• What you should do
Seek out every line containing the word "диалогов", and copy each.

— Begin Excerpted data —

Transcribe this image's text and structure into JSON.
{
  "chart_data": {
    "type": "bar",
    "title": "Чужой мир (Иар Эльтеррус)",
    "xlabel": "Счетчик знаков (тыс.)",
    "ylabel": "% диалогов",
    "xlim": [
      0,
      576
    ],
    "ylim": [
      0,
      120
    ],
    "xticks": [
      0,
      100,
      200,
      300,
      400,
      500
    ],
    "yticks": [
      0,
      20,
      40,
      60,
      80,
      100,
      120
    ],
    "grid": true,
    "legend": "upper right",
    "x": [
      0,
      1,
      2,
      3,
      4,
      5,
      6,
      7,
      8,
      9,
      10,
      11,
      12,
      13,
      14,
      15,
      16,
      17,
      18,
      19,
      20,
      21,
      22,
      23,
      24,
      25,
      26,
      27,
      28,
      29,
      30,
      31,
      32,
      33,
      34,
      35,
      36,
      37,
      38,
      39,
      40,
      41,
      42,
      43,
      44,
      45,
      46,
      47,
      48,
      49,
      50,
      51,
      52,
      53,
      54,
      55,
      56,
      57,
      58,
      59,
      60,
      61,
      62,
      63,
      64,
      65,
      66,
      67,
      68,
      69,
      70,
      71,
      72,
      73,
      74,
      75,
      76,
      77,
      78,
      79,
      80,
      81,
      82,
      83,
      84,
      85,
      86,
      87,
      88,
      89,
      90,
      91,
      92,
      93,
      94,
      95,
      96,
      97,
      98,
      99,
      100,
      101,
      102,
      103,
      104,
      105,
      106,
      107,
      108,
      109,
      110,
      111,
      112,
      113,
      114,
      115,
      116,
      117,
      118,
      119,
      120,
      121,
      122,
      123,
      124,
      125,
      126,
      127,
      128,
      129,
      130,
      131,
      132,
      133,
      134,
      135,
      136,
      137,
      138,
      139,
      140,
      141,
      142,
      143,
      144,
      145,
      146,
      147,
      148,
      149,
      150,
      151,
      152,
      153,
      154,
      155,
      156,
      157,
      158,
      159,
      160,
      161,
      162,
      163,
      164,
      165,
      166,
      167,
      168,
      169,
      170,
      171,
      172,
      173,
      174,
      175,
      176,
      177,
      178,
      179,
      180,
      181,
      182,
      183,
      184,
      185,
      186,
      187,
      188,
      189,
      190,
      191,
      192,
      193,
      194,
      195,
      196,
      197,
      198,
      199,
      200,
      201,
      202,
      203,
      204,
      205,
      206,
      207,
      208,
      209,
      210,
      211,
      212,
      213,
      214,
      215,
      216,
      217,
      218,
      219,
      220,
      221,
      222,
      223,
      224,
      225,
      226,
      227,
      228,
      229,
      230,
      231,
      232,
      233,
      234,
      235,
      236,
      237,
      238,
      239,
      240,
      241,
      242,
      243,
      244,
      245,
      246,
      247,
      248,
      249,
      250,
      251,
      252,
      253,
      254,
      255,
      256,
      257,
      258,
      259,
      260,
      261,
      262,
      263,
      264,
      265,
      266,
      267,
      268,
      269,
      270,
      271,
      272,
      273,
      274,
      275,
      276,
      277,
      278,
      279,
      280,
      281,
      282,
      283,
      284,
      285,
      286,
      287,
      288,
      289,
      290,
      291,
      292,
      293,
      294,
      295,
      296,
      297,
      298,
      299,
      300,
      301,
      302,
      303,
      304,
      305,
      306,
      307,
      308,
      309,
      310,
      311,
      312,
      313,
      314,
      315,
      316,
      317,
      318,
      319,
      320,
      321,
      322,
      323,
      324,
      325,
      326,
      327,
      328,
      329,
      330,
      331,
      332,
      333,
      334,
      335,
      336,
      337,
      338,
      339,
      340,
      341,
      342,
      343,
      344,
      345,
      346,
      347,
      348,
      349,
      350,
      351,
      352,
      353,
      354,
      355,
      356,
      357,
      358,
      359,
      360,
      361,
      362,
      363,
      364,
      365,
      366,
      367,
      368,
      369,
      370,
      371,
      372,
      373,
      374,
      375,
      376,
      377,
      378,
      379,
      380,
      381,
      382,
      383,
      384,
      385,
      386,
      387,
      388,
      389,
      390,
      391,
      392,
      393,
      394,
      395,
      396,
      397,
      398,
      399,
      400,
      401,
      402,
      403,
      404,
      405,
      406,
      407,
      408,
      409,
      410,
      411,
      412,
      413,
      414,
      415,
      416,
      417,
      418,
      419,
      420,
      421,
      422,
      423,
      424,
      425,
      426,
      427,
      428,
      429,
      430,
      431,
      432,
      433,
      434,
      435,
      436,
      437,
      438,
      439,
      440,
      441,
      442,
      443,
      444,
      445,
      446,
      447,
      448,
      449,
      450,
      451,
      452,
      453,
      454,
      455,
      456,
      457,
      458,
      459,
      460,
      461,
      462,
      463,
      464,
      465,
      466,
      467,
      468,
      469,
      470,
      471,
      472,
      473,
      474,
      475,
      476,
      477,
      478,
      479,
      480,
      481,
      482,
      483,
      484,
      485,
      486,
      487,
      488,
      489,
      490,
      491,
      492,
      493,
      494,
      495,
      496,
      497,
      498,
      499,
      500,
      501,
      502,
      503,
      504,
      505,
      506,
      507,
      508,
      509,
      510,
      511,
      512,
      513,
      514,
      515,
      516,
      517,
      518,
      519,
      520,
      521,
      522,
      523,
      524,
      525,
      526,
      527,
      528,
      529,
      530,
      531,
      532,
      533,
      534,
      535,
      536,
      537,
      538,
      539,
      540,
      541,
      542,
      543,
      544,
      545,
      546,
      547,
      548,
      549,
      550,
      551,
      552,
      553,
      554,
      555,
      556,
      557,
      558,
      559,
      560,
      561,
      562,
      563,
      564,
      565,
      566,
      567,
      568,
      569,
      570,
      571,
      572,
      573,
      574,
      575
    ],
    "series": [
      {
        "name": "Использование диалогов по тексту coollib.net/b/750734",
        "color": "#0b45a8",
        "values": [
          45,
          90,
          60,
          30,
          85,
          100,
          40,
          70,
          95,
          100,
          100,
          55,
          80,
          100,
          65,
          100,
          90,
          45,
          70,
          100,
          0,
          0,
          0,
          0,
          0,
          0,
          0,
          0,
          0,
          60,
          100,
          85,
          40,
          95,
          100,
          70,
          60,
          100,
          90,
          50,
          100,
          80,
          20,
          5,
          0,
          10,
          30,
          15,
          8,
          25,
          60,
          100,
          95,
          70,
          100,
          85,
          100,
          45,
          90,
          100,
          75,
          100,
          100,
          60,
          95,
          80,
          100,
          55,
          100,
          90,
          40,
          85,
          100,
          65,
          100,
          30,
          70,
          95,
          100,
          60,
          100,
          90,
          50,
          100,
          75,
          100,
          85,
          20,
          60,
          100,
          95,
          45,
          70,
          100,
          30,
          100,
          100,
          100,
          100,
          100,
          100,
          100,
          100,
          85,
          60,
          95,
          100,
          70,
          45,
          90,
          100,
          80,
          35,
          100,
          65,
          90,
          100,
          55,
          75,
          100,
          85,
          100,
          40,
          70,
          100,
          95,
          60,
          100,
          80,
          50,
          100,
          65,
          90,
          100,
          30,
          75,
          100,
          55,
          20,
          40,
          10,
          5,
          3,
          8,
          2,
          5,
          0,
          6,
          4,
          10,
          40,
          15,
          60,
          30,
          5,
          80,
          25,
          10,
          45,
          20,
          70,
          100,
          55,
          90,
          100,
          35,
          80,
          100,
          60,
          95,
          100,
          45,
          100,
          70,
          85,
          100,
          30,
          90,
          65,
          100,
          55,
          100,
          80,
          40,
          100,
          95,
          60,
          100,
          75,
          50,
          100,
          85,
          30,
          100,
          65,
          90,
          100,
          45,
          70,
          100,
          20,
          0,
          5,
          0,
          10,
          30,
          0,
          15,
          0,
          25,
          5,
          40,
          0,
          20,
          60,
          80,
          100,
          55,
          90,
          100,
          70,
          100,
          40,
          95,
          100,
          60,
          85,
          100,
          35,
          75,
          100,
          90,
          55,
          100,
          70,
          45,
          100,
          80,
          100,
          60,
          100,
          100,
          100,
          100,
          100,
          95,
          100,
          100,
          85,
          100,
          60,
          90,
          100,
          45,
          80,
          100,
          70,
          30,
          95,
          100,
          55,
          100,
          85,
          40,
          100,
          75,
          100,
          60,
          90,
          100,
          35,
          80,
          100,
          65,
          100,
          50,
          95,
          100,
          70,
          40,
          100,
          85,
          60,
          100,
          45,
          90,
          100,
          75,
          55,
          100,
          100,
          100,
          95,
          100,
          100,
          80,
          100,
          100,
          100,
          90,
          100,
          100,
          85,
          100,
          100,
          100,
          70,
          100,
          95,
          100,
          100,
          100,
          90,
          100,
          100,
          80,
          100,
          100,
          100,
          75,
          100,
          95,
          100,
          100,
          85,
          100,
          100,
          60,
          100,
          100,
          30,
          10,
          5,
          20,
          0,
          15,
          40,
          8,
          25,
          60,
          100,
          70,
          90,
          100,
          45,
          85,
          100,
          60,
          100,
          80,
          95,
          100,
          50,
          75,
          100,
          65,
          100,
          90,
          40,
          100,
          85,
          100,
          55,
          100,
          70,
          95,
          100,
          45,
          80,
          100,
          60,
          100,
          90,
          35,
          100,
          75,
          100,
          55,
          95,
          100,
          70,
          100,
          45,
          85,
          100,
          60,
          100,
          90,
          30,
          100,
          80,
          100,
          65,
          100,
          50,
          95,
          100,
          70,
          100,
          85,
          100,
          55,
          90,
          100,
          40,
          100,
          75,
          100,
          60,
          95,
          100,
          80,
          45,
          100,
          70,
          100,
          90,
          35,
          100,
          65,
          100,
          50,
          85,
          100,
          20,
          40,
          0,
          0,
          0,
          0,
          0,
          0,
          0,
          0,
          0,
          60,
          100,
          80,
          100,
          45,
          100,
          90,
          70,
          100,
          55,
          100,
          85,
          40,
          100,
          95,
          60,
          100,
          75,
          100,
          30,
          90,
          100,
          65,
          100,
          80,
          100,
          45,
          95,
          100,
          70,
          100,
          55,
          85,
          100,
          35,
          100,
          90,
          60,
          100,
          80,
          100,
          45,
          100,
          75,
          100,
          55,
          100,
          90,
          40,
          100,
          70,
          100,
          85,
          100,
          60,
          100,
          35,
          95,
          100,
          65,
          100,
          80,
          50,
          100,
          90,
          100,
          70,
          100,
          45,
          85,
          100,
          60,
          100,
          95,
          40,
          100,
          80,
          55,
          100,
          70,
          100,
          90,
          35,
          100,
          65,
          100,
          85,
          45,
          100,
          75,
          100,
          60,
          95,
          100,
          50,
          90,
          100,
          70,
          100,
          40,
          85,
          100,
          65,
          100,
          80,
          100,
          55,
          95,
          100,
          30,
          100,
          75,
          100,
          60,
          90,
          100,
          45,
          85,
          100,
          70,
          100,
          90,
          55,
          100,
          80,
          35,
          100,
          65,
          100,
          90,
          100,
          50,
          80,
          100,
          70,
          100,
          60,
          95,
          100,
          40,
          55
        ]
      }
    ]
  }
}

— End Excerpted data —

• Reply to the task
    "ylabel": "% диалогов",
        "name": "Использование диалогов по тексту coollib.net/b/750734",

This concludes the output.